┌──
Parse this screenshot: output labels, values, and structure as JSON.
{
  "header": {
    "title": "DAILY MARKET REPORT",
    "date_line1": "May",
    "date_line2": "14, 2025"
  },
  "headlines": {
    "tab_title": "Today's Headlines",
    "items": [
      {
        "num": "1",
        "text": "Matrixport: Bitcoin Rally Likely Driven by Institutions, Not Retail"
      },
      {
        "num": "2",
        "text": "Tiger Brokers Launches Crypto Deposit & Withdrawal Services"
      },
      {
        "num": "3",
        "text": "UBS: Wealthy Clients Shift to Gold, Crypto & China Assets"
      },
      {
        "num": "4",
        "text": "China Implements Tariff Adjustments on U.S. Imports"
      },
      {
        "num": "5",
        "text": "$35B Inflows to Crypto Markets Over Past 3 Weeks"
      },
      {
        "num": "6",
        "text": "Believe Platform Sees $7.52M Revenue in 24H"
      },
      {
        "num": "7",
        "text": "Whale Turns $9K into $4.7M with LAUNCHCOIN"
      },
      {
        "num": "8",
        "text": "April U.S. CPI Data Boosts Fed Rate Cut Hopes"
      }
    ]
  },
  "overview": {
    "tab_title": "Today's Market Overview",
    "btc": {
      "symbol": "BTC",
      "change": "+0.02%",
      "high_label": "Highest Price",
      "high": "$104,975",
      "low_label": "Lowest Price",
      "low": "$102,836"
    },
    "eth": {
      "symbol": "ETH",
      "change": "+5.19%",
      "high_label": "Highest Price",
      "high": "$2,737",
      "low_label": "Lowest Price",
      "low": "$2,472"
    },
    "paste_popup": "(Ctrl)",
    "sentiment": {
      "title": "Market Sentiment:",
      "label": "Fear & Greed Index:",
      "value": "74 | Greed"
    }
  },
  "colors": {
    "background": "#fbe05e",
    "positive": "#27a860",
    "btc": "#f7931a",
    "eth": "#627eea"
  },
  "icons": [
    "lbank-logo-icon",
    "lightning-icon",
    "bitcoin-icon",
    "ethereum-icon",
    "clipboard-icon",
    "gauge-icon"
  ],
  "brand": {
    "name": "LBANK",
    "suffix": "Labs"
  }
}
└──
> [TASK GOAL]: From the data above, extract every line in its exact form.

> [OUTPUT OF THE EXERCISE]:
Parse this screenshot: output labels, values, and structure as JSON.
{
  "header": {
    "title": "DAILY MARKET REPORT",
    "date_line1": "May",
    "date_line2": "14, 2025"
  },
  "headlines": {
    "tab_title": "Today's Headlines",
    "items": [
      {
        "num": "1",
        "text": "Matrixport: Bitcoin Rally Likely Driven by Institutions, Not Retail"
      },
      {
        "num": "2",
        "text": "Tiger Brokers Launches Crypto Deposit & Withdrawal Services"
      },
      {
        "num": "3",
        "text": "UBS: Wealthy Clients Shift to Gold, Crypto & China Assets"
      },
      {
        "num": "4",
        "text": "China Implements Tariff Adjustments on U.S. Imports"
      },
      {
        "num": "5",
        "text": "$35B Inflows to Crypto Markets Over Past 3 Weeks"
      },
      {
        "num": "6",
        "text": "Believe Platform Sees $7.52M Revenue in 24H"
      },
      {
        "num": "7",
        "text": "Whale Turns $9K into $4.7M with LAUNCHCOIN"
      },
      {
        "num": "8",
        "text": "April U.S. CPI Data Boosts Fed Rate Cut Hopes"
      }
    ]
  },
  "overview": {
    "tab_title": "Today's Market Overview",
    "btc": {
      "symbol": "BTC",
      "change": "+0.02%",
      "high_label": "Highest Price",
      "high": "$104,975",
      "low_label": "Lowest Price",
      "low": "$102,836"
    },
    "eth": {
      "symbol": "ETH",
      "change": "+5.19%",
      "high_label": "Highest Price",
      "high": "$2,737",
      "low_label": "Lowest Price",
      "low": "$2,472"
    },
    "paste_popup": "(Ctrl)",
    "sentiment": {
      "title": "Market Sentiment:",
      "label": "Fear & Greed Index:",
      "value": "74 | Greed"
    }
  },
  "colors": {
    "background": "#fbe05e",
    "positive": "#27a860",
    "btc": "#f7931a",
    "eth": "#627eea"
  },
  "icons": [
    "lbank-logo-icon",
    "lightning-icon",
    "bitcoin-icon",
    "ethereum-icon",
    "clipboard-icon",
    "gauge-icon"
  ],
  "brand": {
    "name": "LBANK",
    "suffix": "Labs"
  }
}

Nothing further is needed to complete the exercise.